- Task to complete -
Take the data that follows and retype it word for word.

- Task input -
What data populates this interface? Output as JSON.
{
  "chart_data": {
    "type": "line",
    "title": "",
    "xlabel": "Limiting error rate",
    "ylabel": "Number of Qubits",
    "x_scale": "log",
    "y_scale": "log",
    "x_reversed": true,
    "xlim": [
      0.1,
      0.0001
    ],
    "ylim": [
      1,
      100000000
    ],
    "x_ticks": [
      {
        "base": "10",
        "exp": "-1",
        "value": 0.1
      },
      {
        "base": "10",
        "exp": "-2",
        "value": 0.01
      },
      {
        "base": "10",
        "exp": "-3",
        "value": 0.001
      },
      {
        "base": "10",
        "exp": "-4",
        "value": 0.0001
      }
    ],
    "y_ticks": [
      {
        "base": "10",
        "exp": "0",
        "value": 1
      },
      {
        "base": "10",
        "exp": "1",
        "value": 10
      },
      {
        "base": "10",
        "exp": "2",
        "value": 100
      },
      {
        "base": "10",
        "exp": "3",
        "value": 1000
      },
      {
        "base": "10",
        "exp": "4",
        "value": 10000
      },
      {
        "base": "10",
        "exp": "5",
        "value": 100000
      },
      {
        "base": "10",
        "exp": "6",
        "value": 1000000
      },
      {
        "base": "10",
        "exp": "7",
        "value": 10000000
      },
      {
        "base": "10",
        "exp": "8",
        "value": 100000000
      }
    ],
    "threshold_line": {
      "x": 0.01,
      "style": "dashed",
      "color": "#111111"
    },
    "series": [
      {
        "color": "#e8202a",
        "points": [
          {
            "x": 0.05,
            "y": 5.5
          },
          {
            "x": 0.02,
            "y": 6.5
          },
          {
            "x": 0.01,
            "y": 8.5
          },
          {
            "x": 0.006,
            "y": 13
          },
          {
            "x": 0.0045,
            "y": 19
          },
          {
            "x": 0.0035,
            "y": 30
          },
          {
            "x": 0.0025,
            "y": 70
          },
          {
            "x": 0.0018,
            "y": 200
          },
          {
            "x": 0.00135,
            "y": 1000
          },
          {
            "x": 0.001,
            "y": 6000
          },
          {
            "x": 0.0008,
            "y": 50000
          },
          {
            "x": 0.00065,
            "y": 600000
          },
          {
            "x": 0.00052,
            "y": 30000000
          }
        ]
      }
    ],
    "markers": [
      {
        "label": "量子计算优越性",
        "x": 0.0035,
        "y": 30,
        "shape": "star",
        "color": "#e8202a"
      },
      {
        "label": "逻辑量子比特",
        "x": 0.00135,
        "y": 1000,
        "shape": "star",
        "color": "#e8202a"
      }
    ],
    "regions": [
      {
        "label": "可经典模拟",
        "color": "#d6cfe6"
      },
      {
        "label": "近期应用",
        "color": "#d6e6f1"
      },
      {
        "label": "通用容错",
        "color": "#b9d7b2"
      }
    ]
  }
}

- Full output -
What data populates this interface? Output as JSON.
{
  "chart_data": {
    "type": "line",
    "title": "",
    "xlabel": "Limiting error rate",
    "ylabel": "Number of Qubits",
    "x_scale": "log",
    "y_scale": "log",
    "x_reversed": true,
    "xlim": [
      0.1,
      0.0001
    ],
    "ylim": [
      1,
      100000000
    ],
    "x_ticks": [
      {
        "base": "10",
        "exp": "-1",
        "value": 0.1
      },
      {
        "base": "10",
        "exp": "-2",
        "value": 0.01
      },
      {
        "base": "10",
        "exp": "-3",
        "value": 0.001
      },
      {
        "base": "10",
        "exp": "-4",
        "value": 0.0001
      }
    ],
    "y_ticks": [
      {
        "base": "10",
        "exp": "0",
        "value": 1
      },
      {
        "base": "10",
        "exp": "1",
        "value": 10
      },
      {
        "base": "10",
        "exp": "2",
        "value": 100
      },
      {
        "base": "10",
        "exp": "3",
        "value": 1000
      },
      {
        "base": "10",
        "exp": "4",
        "value": 10000
      },
      {
        "base": "10",
        "exp": "5",
        "value": 100000
      },
      {
        "base": "10",
        "exp": "6",
        "value": 1000000
      },
      {
        "base": "10",
        "exp": "7",
        "value": 10000000
      },
      {
        "base": "10",
        "exp": "8",
        "value": 100000000
      }
    ],
    "threshold_line": {
      "x": 0.01,
      "style": "dashed",
      "color": "#111111"
    },
    "series": [
      {
        "color": "#e8202a",
        "points": [
          {
            "x": 0.05,
            "y": 5.5
          },
          {
            "x": 0.02,
            "y": 6.5
          },
          {
            "x": 0.01,
            "y": 8.5
          },
          {
            "x": 0.006,
            "y": 13
          },
          {
            "x": 0.0045,
            "y": 19
          },
          {
            "x": 0.0035,
            "y": 30
          },
          {
            "x": 0.0025,
            "y": 70
          },
          {
            "x": 0.0018,
            "y": 200
          },
          {
            "x": 0.00135,
            "y": 1000
          },
          {
            "x": 0.001,
            "y": 6000
          },
          {
            "x": 0.0008,
            "y": 50000
          },
          {
            "x": 0.00065,
            "y": 600000
          },
          {
            "x": 0.00052,
            "y": 30000000
          }
        ]
      }
    ],
    "markers": [
      {
        "label": "量子计算优越性",
        "x": 0.0035,
        "y": 30,
        "shape": "star",
        "color": "#e8202a"
      },
      {
        "label": "逻辑量子比特",
        "x": 0.00135,
        "y": 1000,
        "shape": "star",
        "color": "#e8202a"
      }
    ],
    "regions": [
      {
        "label": "可经典模拟",
        "color": "#d6cfe6"
      },
      {
        "label": "近期应用",
        "color": "#d6e6f1"
      },
      {
        "label": "通用容错",
        "color": "#b9d7b2"
      }
    ]
  }
}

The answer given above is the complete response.